# [YOUR OBJECTIVE]
Give the listing again exactly, omitting its images.

****

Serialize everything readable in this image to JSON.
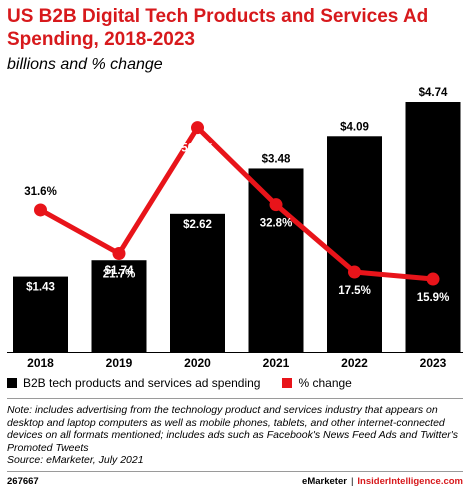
{
  "title": "US B2B Digital Tech Products and Services Ad Spending, 2018-2023",
  "subtitle": "billions and % change",
  "colors": {
    "accent": "#d7191c",
    "bar": "#000000",
    "line": "#e8141a"
  },
  "chart_data": {
    "type": "bar",
    "categories": [
      "2018",
      "2019",
      "2020",
      "2021",
      "2022",
      "2023"
    ],
    "series": [
      {
        "name": "B2B tech products and services ad spending",
        "type": "bar",
        "values": [
          1.43,
          1.74,
          2.62,
          3.48,
          4.09,
          4.74
        ],
        "labels": [
          "$1.43",
          "$1.74",
          "$2.62",
          "$3.48",
          "$4.09",
          "$4.74"
        ]
      },
      {
        "name": "% change",
        "type": "line",
        "values": [
          31.6,
          21.7,
          50.3,
          32.8,
          17.5,
          15.9
        ],
        "labels": [
          "31.6%",
          "21.7%",
          "50.3%",
          "32.8%",
          "17.5%",
          "15.9%"
        ]
      }
    ],
    "ylim_bar": [
      0,
      4.74
    ],
    "ylim_line": [
      0,
      60
    ],
    "grid": false,
    "legend_position": "bottom-left"
  },
  "legend": {
    "bars": "B2B tech products and services ad spending",
    "line": "% change"
  },
  "note": "Note: includes advertising from the technology product and services industry that appears on desktop and laptop computers as well as mobile phones, tablets, and other internet-connected devices on all formats mentioned; includes ads such as Facebook's News Feed Ads and Twitter's Promoted Tweets",
  "source": "Source: eMarketer, July 2021",
  "footer": {
    "code": "267667",
    "brand_left": "eMarketer",
    "separator": "|",
    "brand_right": "InsiderIntelligence.com"
  }
}
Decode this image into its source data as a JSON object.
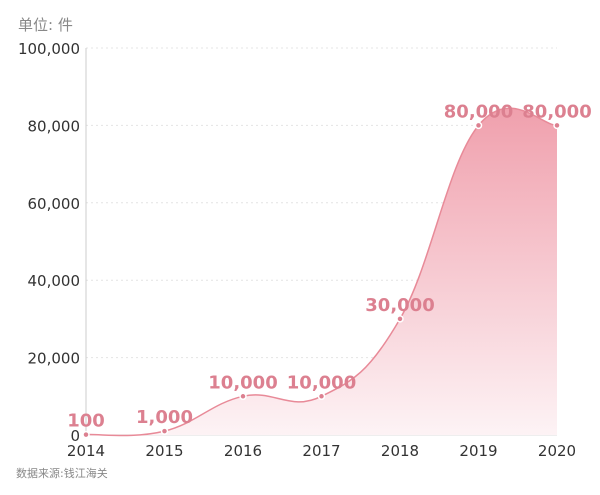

****

# [ANSWER]
Serialize everything readable in this image to JSON.
{
  "title": "US B2B Digital Tech Products and Services Ad Spending, 2018-2023",
  "subtitle": "billions and % change",
  "colors": {
    "accent": "#d7191c",
    "bar": "#000000",
    "line": "#e8141a"
  },
  "chart_data": {
    "type": "bar",
    "categories": [
      "2018",
      "2019",
      "2020",
      "2021",
      "2022",
      "2023"
    ],
    "series": [
      {
        "name": "B2B tech products and services ad spending",
        "type": "bar",
        "values": [
          1.43,
          1.74,
          2.62,
          3.48,
          4.09,
          4.74
        ],
        "labels": [
          "$1.43",
          "$1.74",
          "$2.62",
          "$3.48",
          "$4.09",
          "$4.74"
        ]
      },
      {
        "name": "% change",
        "type": "line",
        "values": [
          31.6,
          21.7,
          50.3,
          32.8,
          17.5,
          15.9
        ],
        "labels": [
          "31.6%",
          "21.7%",
          "50.3%",
          "32.8%",
          "17.5%",
          "15.9%"
        ]
      }
    ],
    "ylim_bar": [
      0,
      4.74
    ],
    "ylim_line": [
      0,
      60
    ],
    "grid": false,
    "legend_position": "bottom-left"
  },
  "legend": {
    "bars": "B2B tech products and services ad spending",
    "line": "% change"
  },
  "note": "Note: includes advertising from the technology product and services industry that appears on desktop and laptop computers as well as mobile phones, tablets, and other internet-connected devices on all formats mentioned; includes ads such as Facebook's News Feed Ads and Twitter's Promoted Tweets",
  "source": "Source: eMarketer, July 2021",
  "footer": {
    "code": "267667",
    "brand_left": "eMarketer",
    "separator": "|",
    "brand_right": "InsiderIntelligence.com"
  }
}
Decode this image into its source data as a JSON object.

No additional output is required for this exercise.